Element location data
==*==
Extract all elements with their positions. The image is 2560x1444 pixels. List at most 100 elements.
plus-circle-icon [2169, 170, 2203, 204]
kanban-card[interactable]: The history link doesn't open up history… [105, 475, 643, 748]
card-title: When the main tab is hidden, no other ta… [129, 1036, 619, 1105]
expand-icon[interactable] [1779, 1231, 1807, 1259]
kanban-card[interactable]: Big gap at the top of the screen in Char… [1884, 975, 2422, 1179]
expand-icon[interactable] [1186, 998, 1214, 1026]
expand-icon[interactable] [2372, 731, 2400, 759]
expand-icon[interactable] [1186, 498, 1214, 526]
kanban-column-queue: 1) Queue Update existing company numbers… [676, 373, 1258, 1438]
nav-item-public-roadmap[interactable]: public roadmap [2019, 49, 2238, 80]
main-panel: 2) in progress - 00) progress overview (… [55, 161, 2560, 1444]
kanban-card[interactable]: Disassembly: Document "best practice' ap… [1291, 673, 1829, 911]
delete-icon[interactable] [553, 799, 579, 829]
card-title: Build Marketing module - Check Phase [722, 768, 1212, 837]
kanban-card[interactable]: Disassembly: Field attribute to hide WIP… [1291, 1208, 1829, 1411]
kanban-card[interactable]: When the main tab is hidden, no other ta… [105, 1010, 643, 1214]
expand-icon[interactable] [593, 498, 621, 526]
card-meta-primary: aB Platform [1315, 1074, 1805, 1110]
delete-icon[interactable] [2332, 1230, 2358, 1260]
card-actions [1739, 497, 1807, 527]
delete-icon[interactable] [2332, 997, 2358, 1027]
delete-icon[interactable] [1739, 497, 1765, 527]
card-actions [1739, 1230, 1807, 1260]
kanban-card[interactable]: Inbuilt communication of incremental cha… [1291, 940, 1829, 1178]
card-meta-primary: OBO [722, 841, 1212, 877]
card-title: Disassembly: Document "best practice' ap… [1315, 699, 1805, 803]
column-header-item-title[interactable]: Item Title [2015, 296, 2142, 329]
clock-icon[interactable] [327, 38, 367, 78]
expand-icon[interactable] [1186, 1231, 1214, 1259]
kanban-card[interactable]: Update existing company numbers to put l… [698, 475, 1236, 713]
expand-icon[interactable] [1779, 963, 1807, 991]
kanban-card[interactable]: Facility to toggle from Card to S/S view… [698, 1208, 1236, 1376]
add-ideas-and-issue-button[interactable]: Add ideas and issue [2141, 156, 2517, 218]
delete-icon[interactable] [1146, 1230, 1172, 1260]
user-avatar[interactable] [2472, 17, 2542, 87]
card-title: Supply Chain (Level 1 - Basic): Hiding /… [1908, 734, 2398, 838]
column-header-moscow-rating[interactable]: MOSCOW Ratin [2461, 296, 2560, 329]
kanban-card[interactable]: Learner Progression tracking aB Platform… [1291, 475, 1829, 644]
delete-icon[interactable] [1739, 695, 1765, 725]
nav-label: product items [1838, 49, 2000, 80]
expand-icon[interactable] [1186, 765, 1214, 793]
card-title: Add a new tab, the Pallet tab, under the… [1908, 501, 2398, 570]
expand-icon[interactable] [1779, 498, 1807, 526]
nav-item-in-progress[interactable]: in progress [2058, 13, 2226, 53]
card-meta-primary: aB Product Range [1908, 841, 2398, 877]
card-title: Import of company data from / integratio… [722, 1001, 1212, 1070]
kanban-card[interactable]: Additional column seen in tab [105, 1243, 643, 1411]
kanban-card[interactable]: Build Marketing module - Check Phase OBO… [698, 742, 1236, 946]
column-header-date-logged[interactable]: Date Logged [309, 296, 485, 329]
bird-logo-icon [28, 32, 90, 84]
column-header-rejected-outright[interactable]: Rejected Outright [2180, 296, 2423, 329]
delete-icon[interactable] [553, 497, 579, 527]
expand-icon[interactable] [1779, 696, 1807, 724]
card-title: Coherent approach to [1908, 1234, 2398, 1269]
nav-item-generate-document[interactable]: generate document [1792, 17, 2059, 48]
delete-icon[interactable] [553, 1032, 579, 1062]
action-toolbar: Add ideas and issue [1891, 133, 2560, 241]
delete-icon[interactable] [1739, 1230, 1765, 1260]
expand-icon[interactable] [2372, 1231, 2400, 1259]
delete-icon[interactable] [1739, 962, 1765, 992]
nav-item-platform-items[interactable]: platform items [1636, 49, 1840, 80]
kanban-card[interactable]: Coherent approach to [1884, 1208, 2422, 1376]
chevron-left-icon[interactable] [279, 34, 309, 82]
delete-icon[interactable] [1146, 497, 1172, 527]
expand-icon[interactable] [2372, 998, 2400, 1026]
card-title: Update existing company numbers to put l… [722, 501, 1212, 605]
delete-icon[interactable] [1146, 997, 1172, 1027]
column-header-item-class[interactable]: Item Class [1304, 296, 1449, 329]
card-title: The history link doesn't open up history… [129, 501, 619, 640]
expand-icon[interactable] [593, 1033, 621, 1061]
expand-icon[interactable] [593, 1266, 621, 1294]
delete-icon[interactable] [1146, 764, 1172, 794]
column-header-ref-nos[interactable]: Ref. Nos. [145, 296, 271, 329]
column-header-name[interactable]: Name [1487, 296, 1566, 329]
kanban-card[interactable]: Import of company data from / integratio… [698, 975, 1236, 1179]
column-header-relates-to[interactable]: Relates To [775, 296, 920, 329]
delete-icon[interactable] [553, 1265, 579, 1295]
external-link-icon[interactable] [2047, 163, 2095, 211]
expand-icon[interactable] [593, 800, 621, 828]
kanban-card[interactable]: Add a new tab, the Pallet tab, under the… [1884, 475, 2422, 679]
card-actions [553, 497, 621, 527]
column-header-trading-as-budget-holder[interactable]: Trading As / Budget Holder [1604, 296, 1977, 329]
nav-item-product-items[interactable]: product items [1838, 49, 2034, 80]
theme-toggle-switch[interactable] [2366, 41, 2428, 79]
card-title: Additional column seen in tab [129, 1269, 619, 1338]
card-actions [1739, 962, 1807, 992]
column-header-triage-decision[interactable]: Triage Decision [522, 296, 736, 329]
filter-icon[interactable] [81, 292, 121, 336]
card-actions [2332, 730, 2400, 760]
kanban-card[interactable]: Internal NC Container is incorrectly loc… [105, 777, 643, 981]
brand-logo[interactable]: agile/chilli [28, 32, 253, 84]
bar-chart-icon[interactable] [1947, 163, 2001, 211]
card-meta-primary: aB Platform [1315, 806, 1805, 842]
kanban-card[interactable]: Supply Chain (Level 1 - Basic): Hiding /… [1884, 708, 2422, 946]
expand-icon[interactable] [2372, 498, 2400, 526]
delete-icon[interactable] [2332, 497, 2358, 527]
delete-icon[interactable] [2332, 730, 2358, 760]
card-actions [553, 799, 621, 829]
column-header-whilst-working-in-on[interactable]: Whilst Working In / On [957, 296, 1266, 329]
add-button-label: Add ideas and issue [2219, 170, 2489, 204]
==*==
● **Exercise directions**: Lay out every line of the rows above as a JSON list of strings, one string per line, and omit any blank lines.

● **Problem solution**:
[
  "Extract all elements with their positions. The image is 2560x1444 pixels. List at most 100 elements.",
  "plus-circle-icon [2169, 170, 2203, 204]",
  "kanban-card[interactable]: The history link doesn't open up history… [105, 475, 643, 748]",
  "card-title: When the main tab is hidden, no other ta… [129, 1036, 619, 1105]",
  "expand-icon[interactable] [1779, 1231, 1807, 1259]",
  "kanban-card[interactable]: Big gap at the top of the screen in Char… [1884, 975, 2422, 1179]",
  "expand-icon[interactable] [1186, 998, 1214, 1026]",
  "expand-icon[interactable] [2372, 731, 2400, 759]",
  "expand-icon[interactable] [1186, 498, 1214, 526]",
  "kanban-column-queue: 1) Queue Update existing company numbers… [676, 373, 1258, 1438]",
  "nav-item-public-roadmap[interactable]: public roadmap [2019, 49, 2238, 80]",
  "main-panel: 2) in progress - 00) progress overview (… [55, 161, 2560, 1444]",
  "kanban-card[interactable]: Disassembly: Document \"best practice' ap… [1291, 673, 1829, 911]",
  "delete-icon[interactable] [553, 799, 579, 829]",
  "card-title: Build Marketing module - Check Phase [722, 768, 1212, 837]",
  "kanban-card[interactable]: Disassembly: Field attribute to hide WIP… [1291, 1208, 1829, 1411]",
  "kanban-card[interactable]: When the main tab is hidden, no other ta… [105, 1010, 643, 1214]",
  "expand-icon[interactable] [593, 498, 621, 526]",
  "card-meta-primary: aB Platform [1315, 1074, 1805, 1110]",
  "delete-icon[interactable] [2332, 1230, 2358, 1260]",
  "card-actions [1739, 497, 1807, 527]",
  "delete-icon[interactable] [2332, 997, 2358, 1027]",
  "delete-icon[interactable] [1739, 497, 1765, 527]",
  "card-actions [1739, 1230, 1807, 1260]",
  "kanban-card[interactable]: Inbuilt communication of incremental cha… [1291, 940, 1829, 1178]",
  "card-meta-primary: OBO [722, 841, 1212, 877]",
  "card-title: Disassembly: Document \"best practice' ap… [1315, 699, 1805, 803]",
  "column-header-item-title[interactable]: Item Title [2015, 296, 2142, 329]",
  "clock-icon[interactable] [327, 38, 367, 78]",
  "expand-icon[interactable] [1186, 1231, 1214, 1259]",
  "kanban-card[interactable]: Update existing company numbers to put l… [698, 475, 1236, 713]",
  "expand-icon[interactable] [1779, 963, 1807, 991]",
  "kanban-card[interactable]: Facility to toggle from Card to S/S view… [698, 1208, 1236, 1376]",
  "add-ideas-and-issue-button[interactable]: Add ideas and issue [2141, 156, 2517, 218]",
  "delete-icon[interactable] [1146, 1230, 1172, 1260]",
  "user-avatar[interactable] [2472, 17, 2542, 87]",
  "card-title: Supply Chain (Level 1 - Basic): Hiding /… [1908, 734, 2398, 838]",
  "column-header-moscow-rating[interactable]: MOSCOW Ratin [2461, 296, 2560, 329]",
  "kanban-card[interactable]: Learner Progression tracking aB Platform… [1291, 475, 1829, 644]",
  "delete-icon[interactable] [1739, 695, 1765, 725]",
  "nav-label: product items [1838, 49, 2000, 80]",
  "expand-icon[interactable] [1186, 765, 1214, 793]",
  "card-title: Add a new tab, the Pallet tab, under the… [1908, 501, 2398, 570]",
  "expand-icon[interactable] [1779, 498, 1807, 526]",
  "nav-item-in-progress[interactable]: in progress [2058, 13, 2226, 53]",
  "card-meta-primary: aB Product Range [1908, 841, 2398, 877]",
  "card-title: Import of company data from / integratio… [722, 1001, 1212, 1070]",
  "kanban-card[interactable]: Additional column seen in tab [105, 1243, 643, 1411]",
  "kanban-card[interactable]: Build Marketing module - Check Phase OBO… [698, 742, 1236, 946]",
  "column-header-date-logged[interactable]: Date Logged [309, 296, 485, 329]",
  "bird-logo-icon [28, 32, 90, 84]",
  "column-header-rejected-outright[interactable]: Rejected Outright [2180, 296, 2423, 329]",
  "delete-icon[interactable] [553, 497, 579, 527]",
  "expand-icon[interactable] [1779, 696, 1807, 724]",
  "card-title: Coherent approach to [1908, 1234, 2398, 1269]",
  "nav-item-generate-document[interactable]: generate document [1792, 17, 2059, 48]",
  "delete-icon[interactable] [553, 1032, 579, 1062]",
  "action-toolbar: Add ideas and issue [1891, 133, 2560, 241]",
  "delete-icon[interactable] [1739, 1230, 1765, 1260]",
  "expand-icon[interactable] [2372, 1231, 2400, 1259]",
  "delete-icon[interactable] [1739, 962, 1765, 992]",
  "nav-item-platform-items[interactable]: platform items [1636, 49, 1840, 80]",
  "kanban-card[interactable]: Coherent approach to [1884, 1208, 2422, 1376]",
  "chevron-left-icon[interactable] [279, 34, 309, 82]",
  "delete-icon[interactable] [1146, 497, 1172, 527]",
  "expand-icon[interactable] [2372, 998, 2400, 1026]",
  "card-title: Update existing company numbers to put l… [722, 501, 1212, 605]",
  "delete-icon[interactable] [1146, 997, 1172, 1027]",
  "column-header-item-class[interactable]: Item Class [1304, 296, 1449, 329]",
  "card-title: The history link doesn't open up history… [129, 501, 619, 640]",
  "expand-icon[interactable] [593, 1033, 621, 1061]",
  "expand-icon[interactable] [593, 1266, 621, 1294]",
  "delete-icon[interactable] [1146, 764, 1172, 794]",
  "column-header-ref-nos[interactable]: Ref. Nos. [145, 296, 271, 329]",
  "column-header-name[interactable]: Name [1487, 296, 1566, 329]",
  "kanban-card[interactable]: Import of company data from / integratio… [698, 975, 1236, 1179]",
  "column-header-relates-to[interactable]: Relates To [775, 296, 920, 329]",
  "delete-icon[interactable] [553, 1265, 579, 1295]",
  "external-link-icon[interactable] [2047, 163, 2095, 211]",
  "expand-icon[interactable] [593, 800, 621, 828]",
  "kanban-card[interactable]: Add a new tab, the Pallet tab, under the… [1884, 475, 2422, 679]",
  "card-actions [553, 497, 621, 527]",
  "column-header-trading-as-budget-holder[interactable]: Trading As / Budget Holder [1604, 296, 1977, 329]",
  "nav-item-product-items[interactable]: product items [1838, 49, 2034, 80]",
  "theme-toggle-switch[interactable] [2366, 41, 2428, 79]",
  "card-title: Additional column seen in tab [129, 1269, 619, 1338]",
  "card-actions [1739, 962, 1807, 992]",
  "column-header-triage-decision[interactable]: Triage Decision [522, 296, 736, 329]",
  "filter-icon[interactable] [81, 292, 121, 336]",
  "card-actions [2332, 730, 2400, 760]",
  "kanban-card[interactable]: Internal NC Container is incorrectly loc… [105, 777, 643, 981]",
  "brand-logo[interactable]: agile/chilli [28, 32, 253, 84]",
  "bar-chart-icon[interactable] [1947, 163, 2001, 211]",
  "card-meta-primary: aB Platform [1315, 806, 1805, 842]",
  "kanban-card[interactable]: Supply Chain (Level 1 - Basic): Hiding /… [1884, 708, 2422, 946]",
  "expand-icon[interactable] [2372, 498, 2400, 526]",
  "delete-icon[interactable] [2332, 497, 2358, 527]",
  "delete-icon[interactable] [2332, 730, 2358, 760]",
  "card-actions [553, 799, 621, 829]",
  "column-header-whilst-working-in-on[interactable]: Whilst Working In / On [957, 296, 1266, 329]",
  "add-button-label: Add ideas and issue [2219, 170, 2489, 204]"
]